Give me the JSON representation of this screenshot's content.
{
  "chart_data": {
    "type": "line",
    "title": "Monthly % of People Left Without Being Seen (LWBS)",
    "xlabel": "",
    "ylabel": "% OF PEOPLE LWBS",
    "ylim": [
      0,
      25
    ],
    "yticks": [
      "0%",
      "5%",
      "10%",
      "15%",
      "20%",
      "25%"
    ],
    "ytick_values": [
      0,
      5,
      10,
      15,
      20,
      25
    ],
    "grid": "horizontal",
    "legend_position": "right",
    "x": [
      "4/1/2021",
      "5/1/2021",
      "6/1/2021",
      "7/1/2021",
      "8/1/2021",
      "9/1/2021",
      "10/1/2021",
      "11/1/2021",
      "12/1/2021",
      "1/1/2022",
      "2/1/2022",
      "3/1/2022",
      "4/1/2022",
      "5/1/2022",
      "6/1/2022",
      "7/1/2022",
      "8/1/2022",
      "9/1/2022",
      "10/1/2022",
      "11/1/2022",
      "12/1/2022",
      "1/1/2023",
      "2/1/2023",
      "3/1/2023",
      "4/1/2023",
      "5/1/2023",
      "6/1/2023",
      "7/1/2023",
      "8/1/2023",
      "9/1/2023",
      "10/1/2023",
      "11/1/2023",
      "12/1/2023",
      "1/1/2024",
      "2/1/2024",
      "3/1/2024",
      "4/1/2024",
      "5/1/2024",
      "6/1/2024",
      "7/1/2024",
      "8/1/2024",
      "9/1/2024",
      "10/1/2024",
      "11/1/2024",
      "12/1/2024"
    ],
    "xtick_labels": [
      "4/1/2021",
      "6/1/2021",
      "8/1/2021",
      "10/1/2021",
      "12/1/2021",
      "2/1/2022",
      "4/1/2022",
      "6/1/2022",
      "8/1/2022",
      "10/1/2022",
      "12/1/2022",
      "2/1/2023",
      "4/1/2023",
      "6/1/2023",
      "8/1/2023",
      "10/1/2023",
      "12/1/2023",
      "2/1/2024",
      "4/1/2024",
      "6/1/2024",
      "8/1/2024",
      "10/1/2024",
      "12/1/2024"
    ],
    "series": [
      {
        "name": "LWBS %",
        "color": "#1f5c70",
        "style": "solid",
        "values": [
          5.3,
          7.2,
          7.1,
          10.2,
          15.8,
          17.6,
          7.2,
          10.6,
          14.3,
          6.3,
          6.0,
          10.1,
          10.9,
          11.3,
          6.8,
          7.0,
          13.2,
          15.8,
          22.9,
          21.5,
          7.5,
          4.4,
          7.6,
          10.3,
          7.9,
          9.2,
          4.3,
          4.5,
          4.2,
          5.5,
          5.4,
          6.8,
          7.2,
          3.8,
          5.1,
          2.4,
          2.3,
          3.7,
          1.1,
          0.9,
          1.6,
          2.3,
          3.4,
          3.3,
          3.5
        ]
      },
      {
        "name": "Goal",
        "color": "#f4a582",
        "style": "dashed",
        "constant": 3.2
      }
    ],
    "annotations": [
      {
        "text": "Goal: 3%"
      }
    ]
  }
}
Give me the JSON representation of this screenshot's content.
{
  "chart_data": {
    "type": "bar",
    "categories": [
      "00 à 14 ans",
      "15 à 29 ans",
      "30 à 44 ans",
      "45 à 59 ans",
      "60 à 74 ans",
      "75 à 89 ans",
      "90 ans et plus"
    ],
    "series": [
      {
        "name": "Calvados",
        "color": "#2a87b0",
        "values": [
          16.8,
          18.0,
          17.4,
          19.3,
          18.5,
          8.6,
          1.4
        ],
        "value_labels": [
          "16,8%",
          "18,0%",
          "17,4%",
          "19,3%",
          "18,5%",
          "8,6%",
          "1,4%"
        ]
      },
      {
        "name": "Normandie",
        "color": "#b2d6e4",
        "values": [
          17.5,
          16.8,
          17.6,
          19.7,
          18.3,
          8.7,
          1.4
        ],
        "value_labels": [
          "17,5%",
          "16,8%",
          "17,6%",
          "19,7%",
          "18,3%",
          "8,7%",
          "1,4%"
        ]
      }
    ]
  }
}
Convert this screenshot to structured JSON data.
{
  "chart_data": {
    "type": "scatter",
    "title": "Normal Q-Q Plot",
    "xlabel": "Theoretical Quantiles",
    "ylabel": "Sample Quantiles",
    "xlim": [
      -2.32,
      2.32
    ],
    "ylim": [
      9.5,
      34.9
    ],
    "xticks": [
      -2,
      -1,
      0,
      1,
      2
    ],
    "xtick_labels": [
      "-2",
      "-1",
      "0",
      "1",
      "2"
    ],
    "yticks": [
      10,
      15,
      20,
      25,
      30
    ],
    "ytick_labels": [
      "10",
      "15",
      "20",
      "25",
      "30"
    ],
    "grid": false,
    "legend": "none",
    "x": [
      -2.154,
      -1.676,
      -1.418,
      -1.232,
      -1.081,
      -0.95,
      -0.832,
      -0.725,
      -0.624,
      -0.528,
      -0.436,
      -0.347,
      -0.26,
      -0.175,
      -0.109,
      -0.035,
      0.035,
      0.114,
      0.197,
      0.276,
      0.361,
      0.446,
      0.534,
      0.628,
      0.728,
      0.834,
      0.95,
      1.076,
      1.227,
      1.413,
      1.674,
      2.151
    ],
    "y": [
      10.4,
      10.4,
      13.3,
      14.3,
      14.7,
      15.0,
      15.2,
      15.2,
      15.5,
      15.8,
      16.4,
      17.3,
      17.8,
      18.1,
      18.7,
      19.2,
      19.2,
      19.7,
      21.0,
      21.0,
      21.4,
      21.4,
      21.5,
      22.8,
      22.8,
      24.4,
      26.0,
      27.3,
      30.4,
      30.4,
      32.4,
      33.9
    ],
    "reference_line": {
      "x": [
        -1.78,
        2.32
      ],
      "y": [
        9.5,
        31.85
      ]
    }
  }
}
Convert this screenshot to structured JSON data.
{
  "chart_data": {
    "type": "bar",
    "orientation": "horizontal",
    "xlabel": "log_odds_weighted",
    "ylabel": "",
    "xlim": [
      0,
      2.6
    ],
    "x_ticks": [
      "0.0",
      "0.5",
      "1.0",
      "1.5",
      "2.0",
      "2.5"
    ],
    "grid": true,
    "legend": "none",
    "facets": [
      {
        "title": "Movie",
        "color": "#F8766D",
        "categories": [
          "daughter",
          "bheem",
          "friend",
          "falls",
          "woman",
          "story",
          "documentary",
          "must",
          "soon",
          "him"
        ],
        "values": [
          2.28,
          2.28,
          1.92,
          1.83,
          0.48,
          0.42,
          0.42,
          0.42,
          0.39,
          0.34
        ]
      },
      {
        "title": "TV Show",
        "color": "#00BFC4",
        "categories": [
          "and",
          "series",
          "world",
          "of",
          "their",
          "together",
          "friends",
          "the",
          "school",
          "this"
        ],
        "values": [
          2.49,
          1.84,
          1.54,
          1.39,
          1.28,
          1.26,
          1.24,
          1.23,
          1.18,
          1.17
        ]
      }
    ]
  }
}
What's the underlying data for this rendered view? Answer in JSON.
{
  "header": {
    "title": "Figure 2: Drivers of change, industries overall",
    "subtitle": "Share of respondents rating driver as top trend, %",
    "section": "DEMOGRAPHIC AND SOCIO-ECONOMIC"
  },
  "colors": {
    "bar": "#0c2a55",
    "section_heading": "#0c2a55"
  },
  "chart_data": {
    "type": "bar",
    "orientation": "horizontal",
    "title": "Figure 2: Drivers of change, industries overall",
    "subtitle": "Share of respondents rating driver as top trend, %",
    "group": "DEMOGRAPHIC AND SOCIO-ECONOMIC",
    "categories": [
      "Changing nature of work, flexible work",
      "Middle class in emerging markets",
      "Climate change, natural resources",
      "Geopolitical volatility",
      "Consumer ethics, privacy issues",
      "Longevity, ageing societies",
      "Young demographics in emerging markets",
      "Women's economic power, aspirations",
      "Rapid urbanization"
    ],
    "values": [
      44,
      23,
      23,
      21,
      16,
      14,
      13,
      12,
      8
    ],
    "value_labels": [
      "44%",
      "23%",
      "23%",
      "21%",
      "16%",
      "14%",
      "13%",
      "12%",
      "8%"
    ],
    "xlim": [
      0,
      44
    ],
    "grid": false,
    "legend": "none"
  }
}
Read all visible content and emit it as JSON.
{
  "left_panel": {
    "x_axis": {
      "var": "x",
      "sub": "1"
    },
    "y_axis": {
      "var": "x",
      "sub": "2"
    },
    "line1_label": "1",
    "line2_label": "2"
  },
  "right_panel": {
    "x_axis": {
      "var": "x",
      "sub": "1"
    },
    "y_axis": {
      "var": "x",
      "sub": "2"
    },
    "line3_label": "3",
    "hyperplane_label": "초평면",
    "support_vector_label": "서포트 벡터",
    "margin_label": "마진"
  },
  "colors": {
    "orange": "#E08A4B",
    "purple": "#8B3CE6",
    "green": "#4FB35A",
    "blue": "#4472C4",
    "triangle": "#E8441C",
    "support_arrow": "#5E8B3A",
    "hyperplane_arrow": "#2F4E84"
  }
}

# Exercise directions
Retype, exactly and only, the lines running from the one with "Read all visible content and emit it as JSON." through the final line of the listing above.

# The solution
Read all visible content and emit it as JSON.
{
  "left_panel": {
    "x_axis": {
      "var": "x",
      "sub": "1"
    },
    "y_axis": {
      "var": "x",
      "sub": "2"
    },
    "line1_label": "1",
    "line2_label": "2"
  },
  "right_panel": {
    "x_axis": {
      "var": "x",
      "sub": "1"
    },
    "y_axis": {
      "var": "x",
      "sub": "2"
    },
    "line3_label": "3",
    "hyperplane_label": "초평면",
    "support_vector_label": "서포트 벡터",
    "margin_label": "마진"
  },
  "colors": {
    "orange": "#E08A4B",
    "purple": "#8B3CE6",
    "green": "#4FB35A",
    "blue": "#4472C4",
    "triangle": "#E8441C",
    "support_arrow": "#5E8B3A",
    "hyperplane_arrow": "#2F4E84"
  }
}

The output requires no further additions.